§ **PROVIDED RECORDS**:

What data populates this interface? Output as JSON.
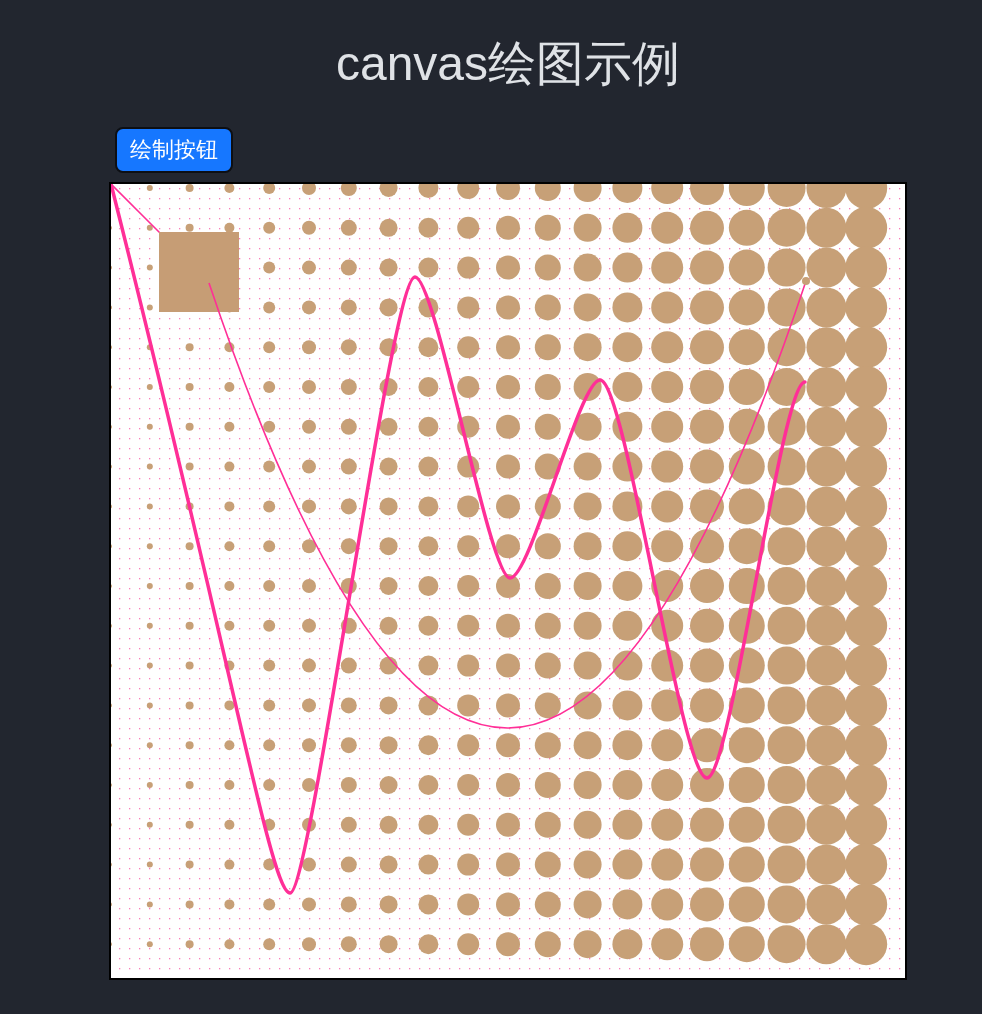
{
  "title": "canvas绘图示例",
  "button": {
    "label": "绘制按钮"
  }
}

§ **STATED GOAL**: Strip out the images, then output the records above word for word.

§ **THE ANSWER**:
What data populates this interface? Output as JSON.
{
  "title": "canvas绘图示例",
  "button": {
    "label": "绘制按钮"
  }
}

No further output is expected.